> [Given passage]
Models, Maps and Metaphors


 

Any description of the way the world is, who we are or how we think, will be an accurate description of how someone has decided to chunk, pattern and categorise what they are trying to describe – but not of the ‘thing’ itself.

 

Modern psychology has demonstrated how the complexity of human nature and behaviour can be neatly divided up to provide the chapter headings for Psychology textbooks.

 

Labels such as emotion, perception, learning, memory and the unconscious provide a convenient way of talking about concepts but do not necessarily refer to specific or actual functions. As definitions they will have their own internal consistencies but as explanations they have little value. The intellectual effort in pursuing theories based on these concepts will ultimately be infertile, because the very nature of the exploration has already accepted the definition, and therefore the constraints and limitations, of the concept being explored. There can be no new understanding as a result. If you accept a position, then any results that are inconsistent with it are ignored.

Image-based layout entries

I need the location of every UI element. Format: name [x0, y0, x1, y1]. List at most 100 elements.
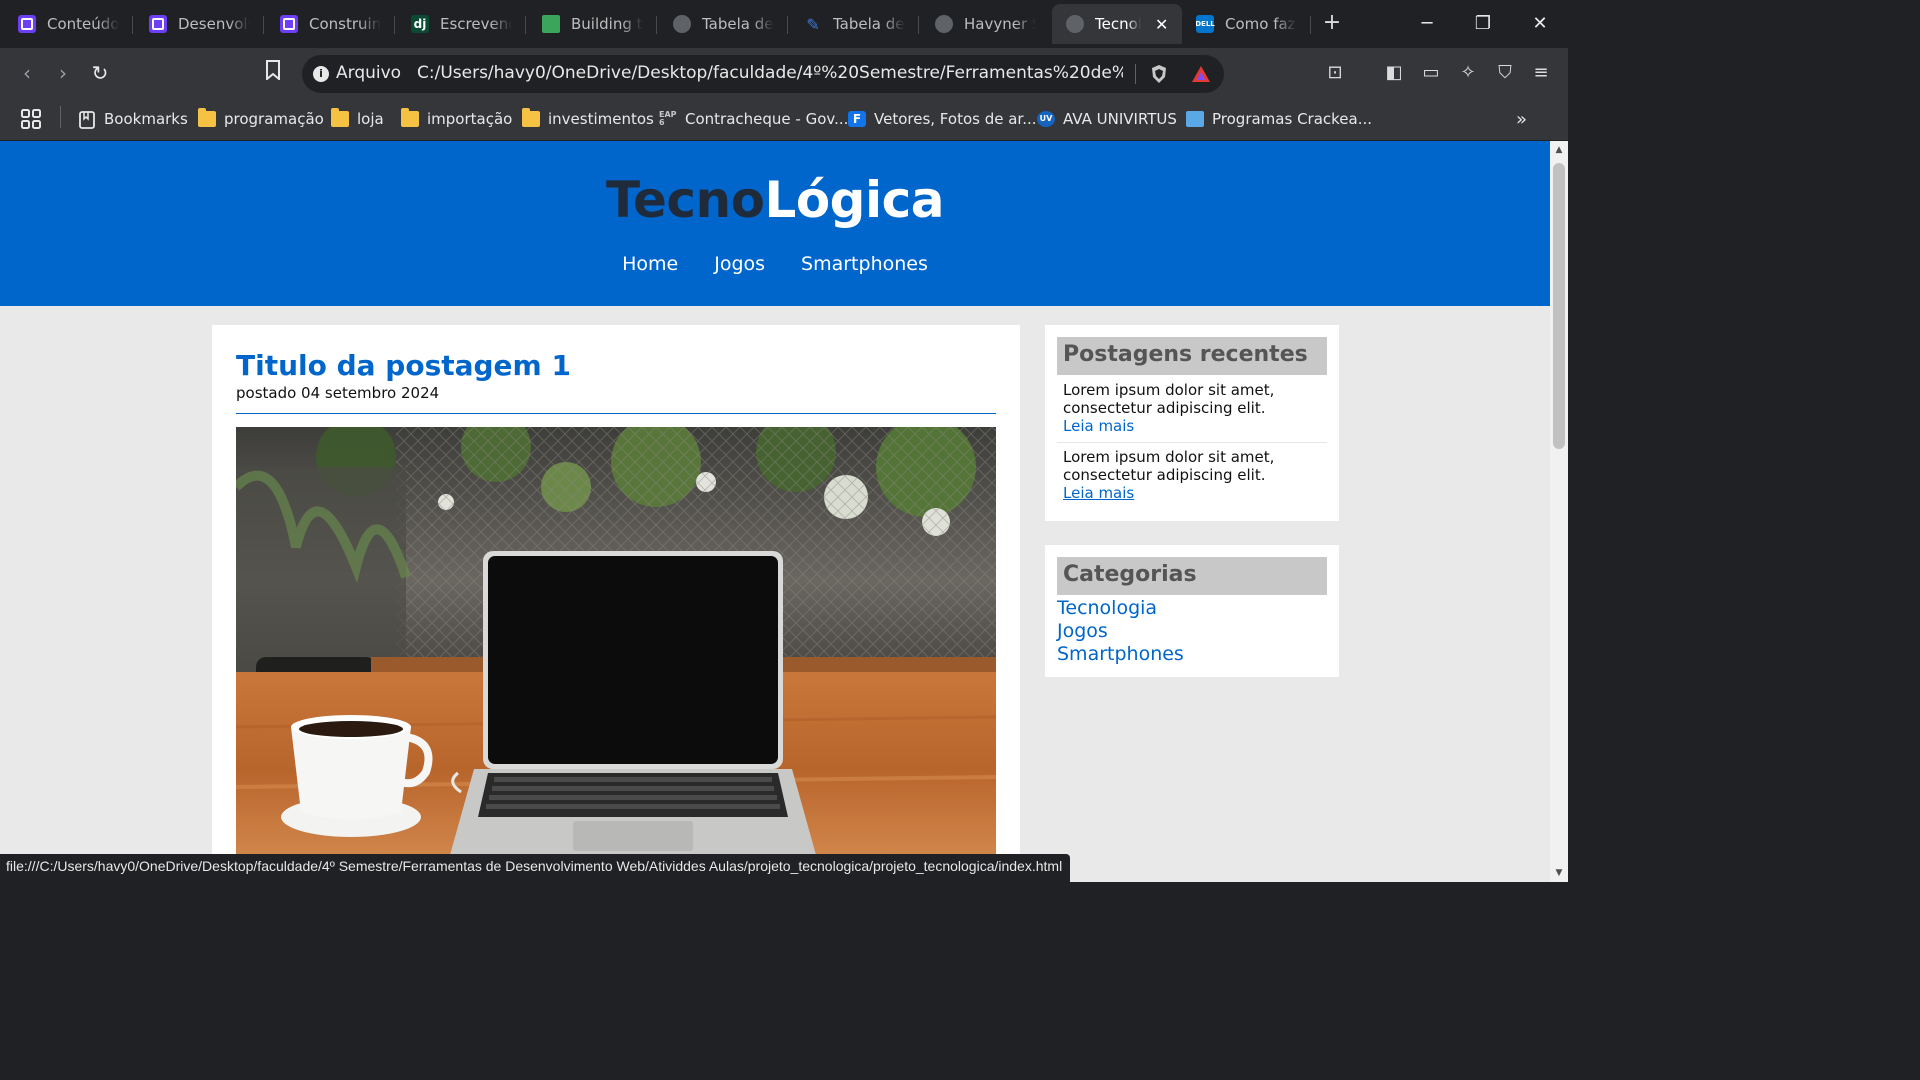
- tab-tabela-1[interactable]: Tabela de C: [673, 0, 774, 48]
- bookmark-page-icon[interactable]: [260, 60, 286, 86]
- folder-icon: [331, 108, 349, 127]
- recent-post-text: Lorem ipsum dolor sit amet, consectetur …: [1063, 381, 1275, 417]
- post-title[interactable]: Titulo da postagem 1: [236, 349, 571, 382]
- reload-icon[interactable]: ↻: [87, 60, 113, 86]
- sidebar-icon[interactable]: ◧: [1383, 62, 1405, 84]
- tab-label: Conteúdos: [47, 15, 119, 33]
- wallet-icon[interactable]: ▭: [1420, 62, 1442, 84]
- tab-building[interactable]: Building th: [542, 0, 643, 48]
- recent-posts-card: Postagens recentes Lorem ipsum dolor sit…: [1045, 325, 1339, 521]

> [Exercise instructions]
• 1. In the text on models, maps and metaphors, which labels are named as a convenient way of talking about concepts?
• 2. Update the text on models, maps and metaphors: begin at the words "Any description of" and stop after "the ‘thing’ itself.", putting "divide" in place of "chunk".
• 3. Go on with the text on models, maps and metaphors from its last sentence.

> [Replies]
• 1. Emotion, perception, learning, memory and the unconscious.

• 2.
Any description of the way the world is, who we are or how we think, will be an accurate description of how someone has decided to divide, pattern and categorise what they are trying to describe – but not of the ‘thing’ itself.

• 3.
Every description of the human mind, from the Cartesian Theatre, Edward de Bono’s Jelly Mould and comparisons with modern computer technology all have one thing in common – they are products of the process they are trying to describe. They are all metaphors and as such point to the process at the very heart of our thinking –

 

Metaphors in language are often regarded as simply a means to embellish discourse, however their function is much more significant. A metaphor is a way of thinking and a way of seeing, and a fundamental mechanism of mind. We use a metaphor when we attempt to describe one thing in terms of another. As such a metaphor will highlight certain aspects and ignore others. It cannot equally portray all elements; otherwise it would actually be the thing it describes. When we are aware of the metaphors that we that we use in our lives, what they highlight and what they hide, then we can start to explore and discover more useful metaphors to live by.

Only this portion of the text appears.